#### [Goal of the exercise]
Set down the whole listing verbatim.

---------- Material

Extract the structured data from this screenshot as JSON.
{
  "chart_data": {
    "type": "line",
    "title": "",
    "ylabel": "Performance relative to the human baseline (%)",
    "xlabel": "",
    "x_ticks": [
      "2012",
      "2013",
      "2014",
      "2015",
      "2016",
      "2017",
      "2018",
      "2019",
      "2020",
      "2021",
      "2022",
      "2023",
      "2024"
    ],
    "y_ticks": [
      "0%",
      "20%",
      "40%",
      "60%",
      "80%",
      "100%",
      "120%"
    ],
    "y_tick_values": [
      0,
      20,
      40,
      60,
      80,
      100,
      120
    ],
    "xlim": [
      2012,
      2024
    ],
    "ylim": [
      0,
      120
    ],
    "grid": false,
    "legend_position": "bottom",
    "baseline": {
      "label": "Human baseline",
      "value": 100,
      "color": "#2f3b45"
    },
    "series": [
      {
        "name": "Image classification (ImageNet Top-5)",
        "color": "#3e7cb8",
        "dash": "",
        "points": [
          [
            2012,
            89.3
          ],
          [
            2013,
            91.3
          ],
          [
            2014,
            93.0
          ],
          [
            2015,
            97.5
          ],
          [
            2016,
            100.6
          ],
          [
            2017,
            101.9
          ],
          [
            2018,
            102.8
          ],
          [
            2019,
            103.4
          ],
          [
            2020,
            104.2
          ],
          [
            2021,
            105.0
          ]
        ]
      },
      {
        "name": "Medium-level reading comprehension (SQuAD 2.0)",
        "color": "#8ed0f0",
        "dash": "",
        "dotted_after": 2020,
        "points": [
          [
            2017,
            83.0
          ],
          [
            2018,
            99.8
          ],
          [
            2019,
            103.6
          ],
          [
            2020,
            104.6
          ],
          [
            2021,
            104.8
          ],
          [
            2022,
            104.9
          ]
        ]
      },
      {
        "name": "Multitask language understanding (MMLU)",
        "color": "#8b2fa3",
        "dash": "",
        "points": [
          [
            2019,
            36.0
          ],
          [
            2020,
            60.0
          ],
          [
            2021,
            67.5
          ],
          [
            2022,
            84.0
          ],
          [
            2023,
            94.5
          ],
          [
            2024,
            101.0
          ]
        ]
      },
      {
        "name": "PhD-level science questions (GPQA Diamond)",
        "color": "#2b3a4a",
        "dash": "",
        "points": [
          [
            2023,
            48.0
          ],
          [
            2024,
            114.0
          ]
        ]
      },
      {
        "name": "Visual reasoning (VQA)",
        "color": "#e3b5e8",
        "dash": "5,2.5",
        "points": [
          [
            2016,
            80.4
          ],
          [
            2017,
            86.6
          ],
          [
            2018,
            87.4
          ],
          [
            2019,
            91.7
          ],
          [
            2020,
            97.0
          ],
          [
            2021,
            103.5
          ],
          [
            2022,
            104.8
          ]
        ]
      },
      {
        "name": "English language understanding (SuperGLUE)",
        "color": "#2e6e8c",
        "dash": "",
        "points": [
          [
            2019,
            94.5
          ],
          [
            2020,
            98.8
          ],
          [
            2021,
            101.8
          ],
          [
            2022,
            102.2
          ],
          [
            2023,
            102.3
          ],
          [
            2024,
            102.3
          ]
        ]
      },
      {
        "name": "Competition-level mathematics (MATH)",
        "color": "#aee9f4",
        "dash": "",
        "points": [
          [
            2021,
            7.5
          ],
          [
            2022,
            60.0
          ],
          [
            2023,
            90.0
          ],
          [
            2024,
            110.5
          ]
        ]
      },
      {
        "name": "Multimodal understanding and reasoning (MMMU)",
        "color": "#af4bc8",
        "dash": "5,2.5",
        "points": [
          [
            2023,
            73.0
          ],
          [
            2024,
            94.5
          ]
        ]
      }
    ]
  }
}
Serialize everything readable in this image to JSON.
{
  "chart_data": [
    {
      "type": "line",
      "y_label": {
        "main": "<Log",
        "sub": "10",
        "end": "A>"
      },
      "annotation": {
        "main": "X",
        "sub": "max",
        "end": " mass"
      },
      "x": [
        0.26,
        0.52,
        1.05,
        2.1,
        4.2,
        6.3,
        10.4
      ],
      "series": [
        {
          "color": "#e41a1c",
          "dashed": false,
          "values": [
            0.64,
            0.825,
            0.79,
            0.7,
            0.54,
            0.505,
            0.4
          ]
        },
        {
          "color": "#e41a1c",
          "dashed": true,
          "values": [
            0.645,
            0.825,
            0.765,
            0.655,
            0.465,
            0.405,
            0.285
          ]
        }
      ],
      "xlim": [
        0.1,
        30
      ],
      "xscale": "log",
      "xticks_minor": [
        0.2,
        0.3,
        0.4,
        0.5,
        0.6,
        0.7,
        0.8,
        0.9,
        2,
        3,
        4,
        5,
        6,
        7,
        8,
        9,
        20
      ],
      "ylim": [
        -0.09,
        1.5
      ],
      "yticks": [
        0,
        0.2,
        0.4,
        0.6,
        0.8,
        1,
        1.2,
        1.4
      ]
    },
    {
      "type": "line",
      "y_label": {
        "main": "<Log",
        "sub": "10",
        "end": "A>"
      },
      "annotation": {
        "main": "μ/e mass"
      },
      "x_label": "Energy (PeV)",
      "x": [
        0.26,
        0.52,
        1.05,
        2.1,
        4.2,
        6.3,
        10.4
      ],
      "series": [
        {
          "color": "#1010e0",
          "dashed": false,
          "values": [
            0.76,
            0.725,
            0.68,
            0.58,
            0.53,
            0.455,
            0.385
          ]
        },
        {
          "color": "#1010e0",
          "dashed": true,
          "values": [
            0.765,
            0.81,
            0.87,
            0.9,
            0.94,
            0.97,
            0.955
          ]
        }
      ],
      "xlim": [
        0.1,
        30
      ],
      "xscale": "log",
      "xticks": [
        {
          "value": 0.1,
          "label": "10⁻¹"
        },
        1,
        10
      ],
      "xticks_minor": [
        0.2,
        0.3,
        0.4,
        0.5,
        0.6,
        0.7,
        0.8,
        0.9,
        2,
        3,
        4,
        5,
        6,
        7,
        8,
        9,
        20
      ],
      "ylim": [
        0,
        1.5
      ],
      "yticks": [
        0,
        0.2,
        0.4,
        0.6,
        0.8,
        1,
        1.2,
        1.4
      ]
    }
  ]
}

--------------------

#### [Task result]
Extract the structured data from this screenshot as JSON.
{
  "chart_data": {
    "type": "line",
    "title": "",
    "ylabel": "Performance relative to the human baseline (%)",
    "xlabel": "",
    "x_ticks": [
      "2012",
      "2013",
      "2014",
      "2015",
      "2016",
      "2017",
      "2018",
      "2019",
      "2020",
      "2021",
      "2022",
      "2023",
      "2024"
    ],
    "y_ticks": [
      "0%",
      "20%",
      "40%",
      "60%",
      "80%",
      "100%",
      "120%"
    ],
    "y_tick_values": [
      0,
      20,
      40,
      60,
      80,
      100,
      120
    ],
    "xlim": [
      2012,
      2024
    ],
    "ylim": [
      0,
      120
    ],
    "grid": false,
    "legend_position": "bottom",
    "baseline": {
      "label": "Human baseline",
      "value": 100,
      "color": "#2f3b45"
    },
    "series": [
      {
        "name": "Image classification (ImageNet Top-5)",
        "color": "#3e7cb8",
        "dash": "",
        "points": [
          [
            2012,
            89.3
          ],
          [
            2013,
            91.3
          ],
          [
            2014,
            93.0
          ],
          [
            2015,
            97.5
          ],
          [
            2016,
            100.6
          ],
          [
            2017,
            101.9
          ],
          [
            2018,
            102.8
          ],
          [
            2019,
            103.4
          ],
          [
            2020,
            104.2
          ],
          [
            2021,
            105.0
          ]
        ]
      },
      {
        "name": "Medium-level reading comprehension (SQuAD 2.0)",
        "color": "#8ed0f0",
        "dash": "",
        "dotted_after": 2020,
        "points": [
          [
            2017,
            83.0
          ],
          [
            2018,
            99.8
          ],
          [
            2019,
            103.6
          ],
          [
            2020,
            104.6
          ],
          [
            2021,
            104.8
          ],
          [
            2022,
            104.9
          ]
        ]
      },
      {
        "name": "Multitask language understanding (MMLU)",
        "color": "#8b2fa3",
        "dash": "",
        "points": [
          [
            2019,
            36.0
          ],
          [
            2020,
            60.0
          ],
          [
            2021,
            67.5
          ],
          [
            2022,
            84.0
          ],
          [
            2023,
            94.5
          ],
          [
            2024,
            101.0
          ]
        ]
      },
      {
        "name": "PhD-level science questions (GPQA Diamond)",
        "color": "#2b3a4a",
        "dash": "",
        "points": [
          [
            2023,
            48.0
          ],
          [
            2024,
            114.0
          ]
        ]
      },
      {
        "name": "Visual reasoning (VQA)",
        "color": "#e3b5e8",
        "dash": "5,2.5",
        "points": [
          [
            2016,
            80.4
          ],
          [
            2017,
            86.6
          ],
          [
            2018,
            87.4
          ],
          [
            2019,
            91.7
          ],
          [
            2020,
            97.0
          ],
          [
            2021,
            103.5
          ],
          [
            2022,
            104.8
          ]
        ]
      },
      {
        "name": "English language understanding (SuperGLUE)",
        "color": "#2e6e8c",
        "dash": "",
        "points": [
          [
            2019,
            94.5
          ],
          [
            2020,
            98.8
          ],
          [
            2021,
            101.8
          ],
          [
            2022,
            102.2
          ],
          [
            2023,
            102.3
          ],
          [
            2024,
            102.3
          ]
        ]
      },
      {
        "name": "Competition-level mathematics (MATH)",
        "color": "#aee9f4",
        "dash": "",
        "points": [
          [
            2021,
            7.5
          ],
          [
            2022,
            60.0
          ],
          [
            2023,
            90.0
          ],
          [
            2024,
            110.5
          ]
        ]
      },
      {
        "name": "Multimodal understanding and reasoning (MMMU)",
        "color": "#af4bc8",
        "dash": "5,2.5",
        "points": [
          [
            2023,
            73.0
          ],
          [
            2024,
            94.5
          ]
        ]
      }
    ]
  }
}
Serialize everything readable in this image to JSON.
{
  "chart_data": [
    {
      "type": "line",
      "y_label": {
        "main": "<Log",
        "sub": "10",
        "end": "A>"
      },
      "annotation": {
        "main": "X",
        "sub": "max",
        "end": " mass"
      },
      "x": [
        0.26,
        0.52,
        1.05,
        2.1,
        4.2,
        6.3,
        10.4
      ],
      "series": [
        {
          "color": "#e41a1c",
          "dashed": false,
          "values": [
            0.64,
            0.825,
            0.79,
            0.7,
            0.54,
            0.505,
            0.4
          ]
        },
        {
          "color": "#e41a1c",
          "dashed": true,
          "values": [
            0.645,
            0.825,
            0.765,
            0.655,
            0.465,
            0.405,
            0.285
          ]
        }
      ],
      "xlim": [
        0.1,
        30
      ],
      "xscale": "log",
      "xticks_minor": [
        0.2,
        0.3,
        0.4,
        0.5,
        0.6,
        0.7,
        0.8,
        0.9,
        2,
        3,
        4,
        5,
        6,
        7,
        8,
        9,
        20
      ],
      "ylim": [
        -0.09,
        1.5
      ],
      "yticks": [
        0,
        0.2,
        0.4,
        0.6,
        0.8,
        1,
        1.2,
        1.4
      ]
    },
    {
      "type": "line",
      "y_label": {
        "main": "<Log",
        "sub": "10",
        "end": "A>"
      },
      "annotation": {
        "main": "μ/e mass"
      },
      "x_label": "Energy (PeV)",
      "x": [
        0.26,
        0.52,
        1.05,
        2.1,
        4.2,
        6.3,
        10.4
      ],
      "series": [
        {
          "color": "#1010e0",
          "dashed": false,
          "values": [
            0.76,
            0.725,
            0.68,
            0.58,
            0.53,
            0.455,
            0.385
          ]
        },
        {
          "color": "#1010e0",
          "dashed": true,
          "values": [
            0.765,
            0.81,
            0.87,
            0.9,
            0.94,
            0.97,
            0.955
          ]
        }
      ],
      "xlim": [
        0.1,
        30
      ],
      "xscale": "log",
      "xticks": [
        {
          "value": 0.1,
          "label": "10⁻¹"
        },
        1,
        10
      ],
      "xticks_minor": [
        0.2,
        0.3,
        0.4,
        0.5,
        0.6,
        0.7,
        0.8,
        0.9,
        2,
        3,
        4,
        5,
        6,
        7,
        8,
        9,
        20
      ],
      "ylim": [
        0,
        1.5
      ],
      "yticks": [
        0,
        0.2,
        0.4,
        0.6,
        0.8,
        1,
        1.2,
        1.4
      ]
    }
  ]
}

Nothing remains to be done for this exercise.